> **INSTRUCTION**: Output every entry exactly as written, skipping any pictures.

━━━━━━━━━━━━━━━━

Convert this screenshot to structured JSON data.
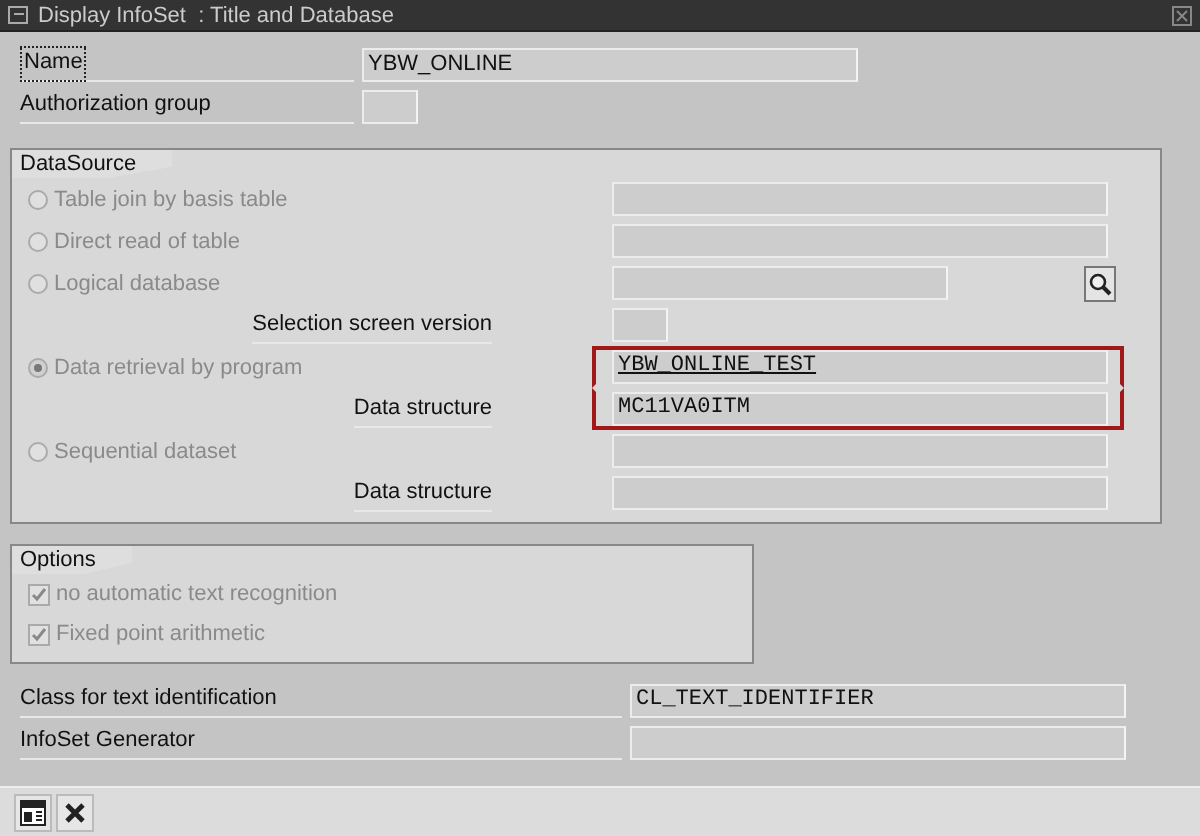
{
  "window": {
    "title": "Display InfoSet  : Title and Database"
  },
  "header_fields": [
    {
      "label": "Name",
      "value": "YBW_ONLINE",
      "focused": true,
      "kind": "wide"
    },
    {
      "label": "Authorization group",
      "focused": false,
      "kind": "tiny"
    }
  ],
  "datasource": {
    "title": "DataSource",
    "rows": [
      {
        "kind": "radio",
        "label": "Table join by basis table",
        "selected": false,
        "field": {
          "kind": "wide"
        },
        "highlighted": false
      },
      {
        "kind": "radio",
        "label": "Direct read of table",
        "selected": false,
        "field": {
          "kind": "wide"
        },
        "highlighted": false
      },
      {
        "kind": "radio",
        "label": "Logical database",
        "selected": false,
        "field": {
          "kind": "short"
        },
        "search_button": true,
        "highlighted": false
      },
      {
        "kind": "sub",
        "label": "Selection screen version",
        "field": {
          "kind": "tiny"
        },
        "highlighted": false
      },
      {
        "kind": "radio",
        "label": "Data retrieval by program",
        "selected": true,
        "field": {
          "kind": "wide",
          "value": "YBW_ONLINE_TEST",
          "link": true
        },
        "highlighted": true
      },
      {
        "kind": "sub",
        "label": "Data structure",
        "field": {
          "kind": "wide",
          "value": "MC11VA0ITM"
        },
        "highlighted": true
      },
      {
        "kind": "radio",
        "label": "Sequential dataset",
        "selected": false,
        "field": {
          "kind": "wide"
        },
        "highlighted": false
      },
      {
        "kind": "sub",
        "label": "Data structure",
        "field": {
          "kind": "wide"
        },
        "highlighted": false
      }
    ]
  },
  "options": {
    "title": "Options",
    "items": [
      {
        "label": "no automatic text recognition",
        "checked": true
      },
      {
        "label": "Fixed point arithmetic",
        "checked": true
      }
    ]
  },
  "footer_fields": [
    {
      "label": "Class for text identification",
      "value": "CL_TEXT_IDENTIFIER"
    },
    {
      "label": "InfoSet Generator"
    }
  ],
  "toolbar": [
    {
      "kind": "layout"
    },
    {
      "kind": "cancel"
    }
  ]
}
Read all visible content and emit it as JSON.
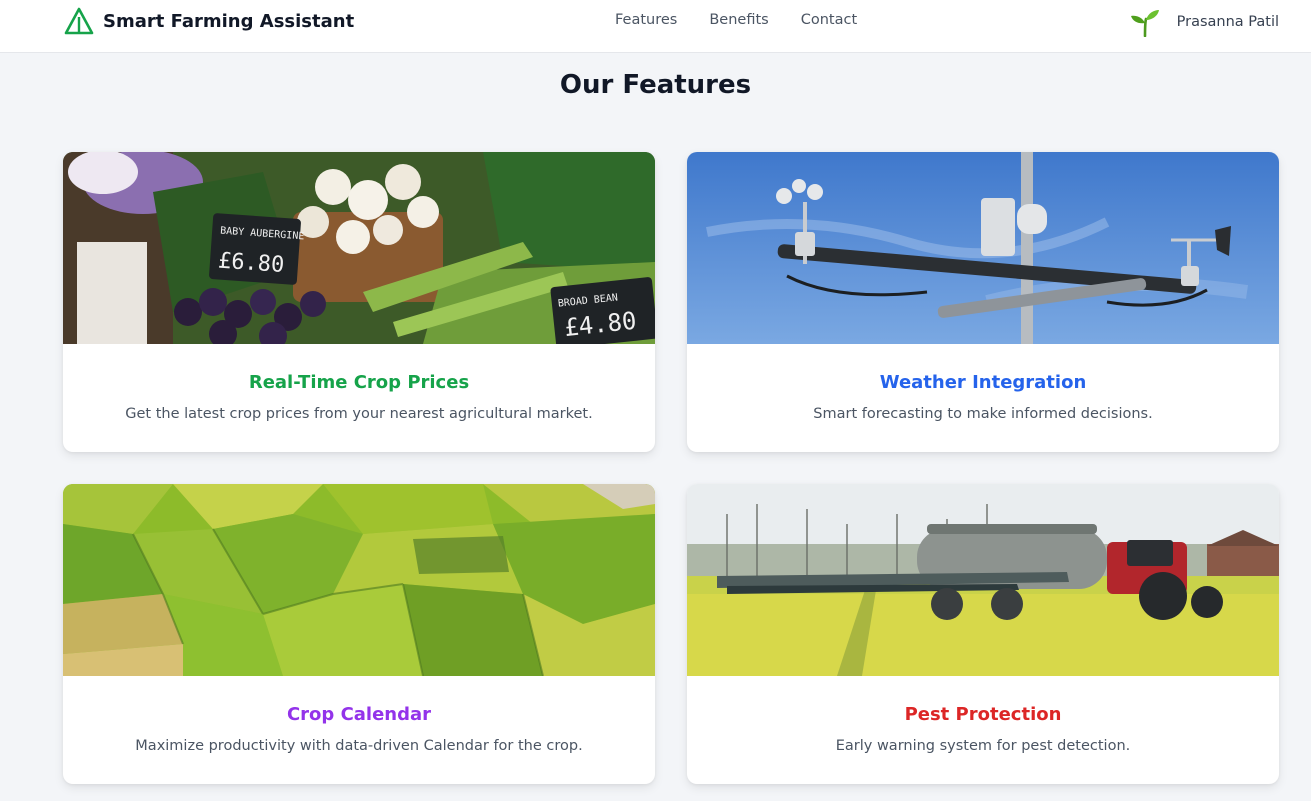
{
  "header": {
    "brand": "Smart Farming Assistant",
    "nav": [
      "Features",
      "Benefits",
      "Contact"
    ],
    "user_name": "Prasanna Patil",
    "logo_icon": "triangle-logo-icon",
    "user_icon": "sprout-icon"
  },
  "section": {
    "title": "Our Features"
  },
  "cards": [
    {
      "title": "Real-Time Crop Prices",
      "description": "Get the latest crop prices from your nearest agricultural market.",
      "title_color": "#16a34a",
      "image": "vegetable-market-photo",
      "image_labels": [
        "BABY AUBERGINE",
        "£6.80",
        "BROAD BEAN",
        "£4.80"
      ]
    },
    {
      "title": "Weather Integration",
      "description": "Smart forecasting to make informed decisions.",
      "title_color": "#2563eb",
      "image": "weather-station-photo"
    },
    {
      "title": "Crop Calendar",
      "description": "Maximize productivity with data-driven Calendar for the crop.",
      "title_color": "#9333ea",
      "image": "aerial-fields-photo"
    },
    {
      "title": "Pest Protection",
      "description": "Early warning system for pest detection.",
      "title_color": "#dc2626",
      "image": "tractor-sprayer-photo"
    }
  ],
  "colors": {
    "brand_green": "#16a34a",
    "page_bg": "#f3f5f8"
  }
}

━━━━━━━━━━━━━━━━

> **EXERCISE OUTPUT**:
Convert this screenshot to structured JSON data.
{
  "window": {
    "title": "Display InfoSet  : Title and Database"
  },
  "header_fields": [
    {
      "label": "Name",
      "value": "YBW_ONLINE",
      "focused": true,
      "kind": "wide"
    },
    {
      "label": "Authorization group",
      "focused": false,
      "kind": "tiny"
    }
  ],
  "datasource": {
    "title": "DataSource",
    "rows": [
      {
        "kind": "radio",
        "label": "Table join by basis table",
        "selected": false,
        "field": {
          "kind": "wide"
        },
        "highlighted": false
      },
      {
        "kind": "radio",
        "label": "Direct read of table",
        "selected": false,
        "field": {
          "kind": "wide"
        },
        "highlighted": false
      },
      {
        "kind": "radio",
        "label": "Logical database",
        "selected": false,
        "field": {
          "kind": "short"
        },
        "search_button": true,
        "highlighted": false
      },
      {
        "kind": "sub",
        "label": "Selection screen version",
        "field": {
          "kind": "tiny"
        },
        "highlighted": false
      },
      {
        "kind": "radio",
        "label": "Data retrieval by program",
        "selected": true,
        "field": {
          "kind": "wide",
          "value": "YBW_ONLINE_TEST",
          "link": true
        },
        "highlighted": true
      },
      {
        "kind": "sub",
        "label": "Data structure",
        "field": {
          "kind": "wide",
          "value": "MC11VA0ITM"
        },
        "highlighted": true
      },
      {
        "kind": "radio",
        "label": "Sequential dataset",
        "selected": false,
        "field": {
          "kind": "wide"
        },
        "highlighted": false
      },
      {
        "kind": "sub",
        "label": "Data structure",
        "field": {
          "kind": "wide"
        },
        "highlighted": false
      }
    ]
  },
  "options": {
    "title": "Options",
    "items": [
      {
        "label": "no automatic text recognition",
        "checked": true
      },
      {
        "label": "Fixed point arithmetic",
        "checked": true
      }
    ]
  },
  "footer_fields": [
    {
      "label": "Class for text identification",
      "value": "CL_TEXT_IDENTIFIER"
    },
    {
      "label": "InfoSet Generator"
    }
  ],
  "toolbar": [
    {
      "kind": "layout"
    },
    {
      "kind": "cancel"
    }
  ]
}
Read all visible content and emit it as JSON.
{
  "header": {
    "brand": "Smart Farming Assistant",
    "nav": [
      "Features",
      "Benefits",
      "Contact"
    ],
    "user_name": "Prasanna Patil",
    "logo_icon": "triangle-logo-icon",
    "user_icon": "sprout-icon"
  },
  "section": {
    "title": "Our Features"
  },
  "cards": [
    {
      "title": "Real-Time Crop Prices",
      "description": "Get the latest crop prices from your nearest agricultural market.",
      "title_color": "#16a34a",
      "image": "vegetable-market-photo",
      "image_labels": [
        "BABY AUBERGINE",
        "£6.80",
        "BROAD BEAN",
        "£4.80"
      ]
    },
    {
      "title": "Weather Integration",
      "description": "Smart forecasting to make informed decisions.",
      "title_color": "#2563eb",
      "image": "weather-station-photo"
    },
    {
      "title": "Crop Calendar",
      "description": "Maximize productivity with data-driven Calendar for the crop.",
      "title_color": "#9333ea",
      "image": "aerial-fields-photo"
    },
    {
      "title": "Pest Protection",
      "description": "Early warning system for pest detection.",
      "title_color": "#dc2626",
      "image": "tractor-sprayer-photo"
    }
  ],
  "colors": {
    "brand_green": "#16a34a",
    "page_bg": "#f3f5f8"
  }
}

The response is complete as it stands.